## Brief
Write only the number of lines holding the string "JSON".

* start Source records *

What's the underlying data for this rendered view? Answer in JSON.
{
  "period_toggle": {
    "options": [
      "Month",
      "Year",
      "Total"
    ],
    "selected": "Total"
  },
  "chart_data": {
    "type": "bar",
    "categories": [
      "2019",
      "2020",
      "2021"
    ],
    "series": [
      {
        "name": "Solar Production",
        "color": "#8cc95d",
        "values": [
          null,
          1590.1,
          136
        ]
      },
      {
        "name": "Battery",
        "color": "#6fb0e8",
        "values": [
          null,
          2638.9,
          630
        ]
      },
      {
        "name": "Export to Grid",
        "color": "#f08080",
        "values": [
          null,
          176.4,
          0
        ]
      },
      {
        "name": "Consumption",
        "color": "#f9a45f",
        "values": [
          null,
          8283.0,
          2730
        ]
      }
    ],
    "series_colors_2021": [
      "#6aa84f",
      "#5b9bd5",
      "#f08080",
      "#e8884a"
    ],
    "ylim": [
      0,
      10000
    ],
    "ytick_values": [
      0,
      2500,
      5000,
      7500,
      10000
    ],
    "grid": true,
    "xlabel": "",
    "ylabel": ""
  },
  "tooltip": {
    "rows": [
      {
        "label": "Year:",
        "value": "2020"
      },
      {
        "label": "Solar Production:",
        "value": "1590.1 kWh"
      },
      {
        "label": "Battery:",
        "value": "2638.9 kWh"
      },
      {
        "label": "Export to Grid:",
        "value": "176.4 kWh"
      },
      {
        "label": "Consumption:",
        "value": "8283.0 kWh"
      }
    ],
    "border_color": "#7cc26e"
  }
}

* end Source records *
* start Source records *

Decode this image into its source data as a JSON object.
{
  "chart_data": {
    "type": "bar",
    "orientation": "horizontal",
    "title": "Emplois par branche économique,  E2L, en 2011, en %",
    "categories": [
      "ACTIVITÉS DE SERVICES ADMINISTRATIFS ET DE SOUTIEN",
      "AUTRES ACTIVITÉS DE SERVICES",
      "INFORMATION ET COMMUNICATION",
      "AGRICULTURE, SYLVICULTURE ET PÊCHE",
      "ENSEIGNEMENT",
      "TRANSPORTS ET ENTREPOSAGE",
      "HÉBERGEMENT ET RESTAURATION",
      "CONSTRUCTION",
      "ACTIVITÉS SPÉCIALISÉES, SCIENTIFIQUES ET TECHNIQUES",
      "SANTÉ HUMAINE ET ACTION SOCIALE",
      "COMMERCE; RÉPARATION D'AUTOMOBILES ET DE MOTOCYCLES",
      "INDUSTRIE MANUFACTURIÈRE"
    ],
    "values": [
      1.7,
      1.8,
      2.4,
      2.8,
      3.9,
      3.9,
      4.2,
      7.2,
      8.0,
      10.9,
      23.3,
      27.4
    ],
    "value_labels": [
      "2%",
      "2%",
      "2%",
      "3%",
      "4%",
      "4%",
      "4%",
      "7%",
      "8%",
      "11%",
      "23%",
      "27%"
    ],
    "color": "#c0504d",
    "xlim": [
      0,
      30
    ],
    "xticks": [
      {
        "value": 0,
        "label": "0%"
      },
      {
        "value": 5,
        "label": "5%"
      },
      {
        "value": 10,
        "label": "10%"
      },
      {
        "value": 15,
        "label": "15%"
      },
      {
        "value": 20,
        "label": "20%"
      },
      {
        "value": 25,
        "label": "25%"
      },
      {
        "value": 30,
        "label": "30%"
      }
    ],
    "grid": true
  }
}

* end Source records *

## Written answer
2